== The records ==

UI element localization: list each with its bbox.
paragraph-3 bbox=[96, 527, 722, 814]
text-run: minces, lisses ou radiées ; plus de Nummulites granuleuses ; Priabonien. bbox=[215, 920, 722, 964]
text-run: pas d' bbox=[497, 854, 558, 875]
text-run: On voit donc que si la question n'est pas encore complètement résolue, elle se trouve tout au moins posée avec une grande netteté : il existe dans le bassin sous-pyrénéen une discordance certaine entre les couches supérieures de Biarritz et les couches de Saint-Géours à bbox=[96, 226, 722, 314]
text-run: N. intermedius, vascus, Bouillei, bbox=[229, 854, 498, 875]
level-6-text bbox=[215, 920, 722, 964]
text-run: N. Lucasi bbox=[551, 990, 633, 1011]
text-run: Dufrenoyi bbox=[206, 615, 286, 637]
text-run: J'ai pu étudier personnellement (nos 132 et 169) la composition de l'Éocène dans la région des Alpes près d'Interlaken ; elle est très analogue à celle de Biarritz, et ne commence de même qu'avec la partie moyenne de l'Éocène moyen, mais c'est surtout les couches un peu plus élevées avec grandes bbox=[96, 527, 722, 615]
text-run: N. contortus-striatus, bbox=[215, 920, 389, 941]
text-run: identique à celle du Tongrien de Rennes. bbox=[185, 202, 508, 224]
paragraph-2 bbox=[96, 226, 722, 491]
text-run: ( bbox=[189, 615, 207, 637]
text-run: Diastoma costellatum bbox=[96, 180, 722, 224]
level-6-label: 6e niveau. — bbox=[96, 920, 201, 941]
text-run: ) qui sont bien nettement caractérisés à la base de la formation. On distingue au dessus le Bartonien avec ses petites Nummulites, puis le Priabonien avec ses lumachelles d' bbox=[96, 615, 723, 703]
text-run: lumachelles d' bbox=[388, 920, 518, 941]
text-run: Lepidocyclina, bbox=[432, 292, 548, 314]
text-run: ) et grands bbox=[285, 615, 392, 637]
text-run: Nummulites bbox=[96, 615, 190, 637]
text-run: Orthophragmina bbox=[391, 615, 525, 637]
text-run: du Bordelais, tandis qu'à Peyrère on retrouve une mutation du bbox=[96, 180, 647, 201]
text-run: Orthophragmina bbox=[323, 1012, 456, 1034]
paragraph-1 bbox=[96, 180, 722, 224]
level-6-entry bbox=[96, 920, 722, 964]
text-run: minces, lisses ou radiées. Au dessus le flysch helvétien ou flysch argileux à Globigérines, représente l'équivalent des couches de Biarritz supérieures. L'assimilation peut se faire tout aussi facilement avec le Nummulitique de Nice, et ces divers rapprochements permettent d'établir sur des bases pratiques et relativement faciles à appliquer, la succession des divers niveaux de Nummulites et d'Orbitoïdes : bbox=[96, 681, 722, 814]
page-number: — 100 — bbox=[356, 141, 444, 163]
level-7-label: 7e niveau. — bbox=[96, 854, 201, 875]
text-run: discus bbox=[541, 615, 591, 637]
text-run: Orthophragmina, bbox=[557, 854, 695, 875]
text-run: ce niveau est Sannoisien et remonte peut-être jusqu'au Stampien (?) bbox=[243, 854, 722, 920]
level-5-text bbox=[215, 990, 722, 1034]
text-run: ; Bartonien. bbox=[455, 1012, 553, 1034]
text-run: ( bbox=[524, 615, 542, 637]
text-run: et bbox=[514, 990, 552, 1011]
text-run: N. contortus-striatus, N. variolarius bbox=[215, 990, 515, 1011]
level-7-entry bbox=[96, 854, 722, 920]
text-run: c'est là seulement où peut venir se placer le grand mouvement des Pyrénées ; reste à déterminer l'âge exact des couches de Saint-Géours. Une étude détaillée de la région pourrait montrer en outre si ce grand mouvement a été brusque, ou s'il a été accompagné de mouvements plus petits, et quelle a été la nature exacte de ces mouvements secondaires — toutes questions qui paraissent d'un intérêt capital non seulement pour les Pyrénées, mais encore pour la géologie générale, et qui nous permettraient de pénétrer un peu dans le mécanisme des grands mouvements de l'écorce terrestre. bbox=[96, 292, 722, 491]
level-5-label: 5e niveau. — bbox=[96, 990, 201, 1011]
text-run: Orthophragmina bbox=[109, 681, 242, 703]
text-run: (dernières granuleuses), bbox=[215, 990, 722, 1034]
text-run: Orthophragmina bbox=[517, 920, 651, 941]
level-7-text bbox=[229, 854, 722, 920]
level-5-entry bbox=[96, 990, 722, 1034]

===

• **Stated task**
Please arrange every line of the records above as a Markdown table with two columns, Row and Line, giving each line a row number and leaving out blank lines.

• **Solution for this problem**
| Row | Line |
|---|---|
| 1 | UI element localization: list each with its bbox. |
| 2 | paragraph-3 bbox=[96, 527, 722, 814] |
| 3 | text-run: minces, lisses ou radiées ; plus de Nummulites granuleuses ; Priabonien. bbox=[215, 920, 722, 964] |
| 4 | text-run: pas d' bbox=[497, 854, 558, 875] |
| 5 | text-run: On voit donc que si la question n'est pas encore complètement résolue, elle se trouve tout au moins posée avec une grande netteté : il existe dans le bassin sous-pyrénéen une discordance certaine entre les couches supérieures de Biarritz et les couches de Saint-Géours à bbox=[96, 226, 722, 314] |
| 6 | text-run: N. intermedius, vascus, Bouillei, bbox=[229, 854, 498, 875] |
| 7 | level-6-text bbox=[215, 920, 722, 964] |
| 8 | text-run: N. Lucasi bbox=[551, 990, 633, 1011] |
| 9 | text-run: Dufrenoyi bbox=[206, 615, 286, 637] |
| 10 | text-run: J'ai pu étudier personnellement (nos 132 et 169) la composition de l'Éocène dans la région des Alpes près d'Interlaken ; elle est très analogue à celle de Biarritz, et ne commence de même qu'avec la partie moyenne de l'Éocène moyen, mais c'est surtout les couches un peu plus élevées avec grandes bbox=[96, 527, 722, 615] |
| 11 | text-run: N. contortus-striatus, bbox=[215, 920, 389, 941] |
| 12 | text-run: identique à celle du Tongrien de Rennes. bbox=[185, 202, 508, 224] |
| 13 | paragraph-2 bbox=[96, 226, 722, 491] |
| 14 | text-run: ( bbox=[189, 615, 207, 637] |
| 15 | text-run: Diastoma costellatum bbox=[96, 180, 722, 224] |
| 16 | level-6-label: 6e niveau. — bbox=[96, 920, 201, 941] |
| 17 | text-run: ) qui sont bien nettement caractérisés à la base de la formation. On distingue au dessus le Bartonien avec ses petites Nummulites, puis le Priabonien avec ses lumachelles d' bbox=[96, 615, 723, 703] |
| 18 | text-run: lumachelles d' bbox=[388, 920, 518, 941] |
| 19 | text-run: Lepidocyclina, bbox=[432, 292, 548, 314] |
| 20 | text-run: ) et grands bbox=[285, 615, 392, 637] |
| 21 | text-run: Nummulites bbox=[96, 615, 190, 637] |
| 22 | text-run: Orthophragmina bbox=[391, 615, 525, 637] |
| 23 | text-run: du Bordelais, tandis qu'à Peyrère on retrouve une mutation du bbox=[96, 180, 647, 201] |
| 24 | text-run: Orthophragmina bbox=[323, 1012, 456, 1034] |
| 25 | paragraph-1 bbox=[96, 180, 722, 224] |
| 26 | level-6-entry bbox=[96, 920, 722, 964] |
| 27 | text-run: minces, lisses ou radiées. Au dessus le flysch helvétien ou flysch argileux à Globigérines, représente l'équivalent des couches de Biarritz supérieures. L'assimilation peut se faire tout aussi facilement avec le Nummulitique de Nice, et ces divers rapprochements permettent d'établir sur des bases pratiques et relativement faciles à appliquer, la succession des divers niveaux de Nummulites et d'Orbitoïdes : bbox=[96, 681, 722, 814] |
| 28 | page-number: — 100 — bbox=[356, 141, 444, 163] |
| 29 | level-7-label: 7e niveau. — bbox=[96, 854, 201, 875] |
| 30 | text-run: discus bbox=[541, 615, 591, 637] |
| 31 | text-run: Orthophragmina, bbox=[557, 854, 695, 875] |
| 32 | text-run: ce niveau est Sannoisien et remonte peut-être jusqu'au Stampien (?) bbox=[243, 854, 722, 920] |
| 33 | level-5-text bbox=[215, 990, 722, 1034] |
| 34 | text-run: ; Bartonien. bbox=[455, 1012, 553, 1034] |
| 35 | text-run: ( bbox=[524, 615, 542, 637] |
| 36 | text-run: et bbox=[514, 990, 552, 1011] |
| 37 | text-run: N. contortus-striatus, N. variolarius bbox=[215, 990, 515, 1011] |
| 38 | level-7-entry bbox=[96, 854, 722, 920] |
| 39 | text-run: c'est là seulement où peut venir se placer le grand mouvement des Pyrénées ; reste à déterminer l'âge exact des couches de Saint-Géours. Une étude détaillée de la région pourrait montrer en outre si ce grand mouvement a été brusque, ou s'il a été accompagné de mouvements plus petits, et quelle a été la nature exacte de ces mouvements secondaires — toutes questions qui paraissent d'un intérêt capital non seulement pour les Pyrénées, mais encore pour la géologie générale, et qui nous permettraient de pénétrer un peu dans le mécanisme des grands mouvements de l'écorce terrestre. bbox=[96, 292, 722, 491] |
| 40 | level-5-label: 5e niveau. — bbox=[96, 990, 201, 1011] |
| 41 | text-run: Orthophragmina bbox=[109, 681, 242, 703] |
| 42 | text-run: (dernières granuleuses), bbox=[215, 990, 722, 1034] |
| 43 | text-run: Orthophragmina bbox=[517, 920, 651, 941] |
| 44 | level-7-text bbox=[229, 854, 722, 920] |
| 45 | level-5-entry bbox=[96, 990, 722, 1034] |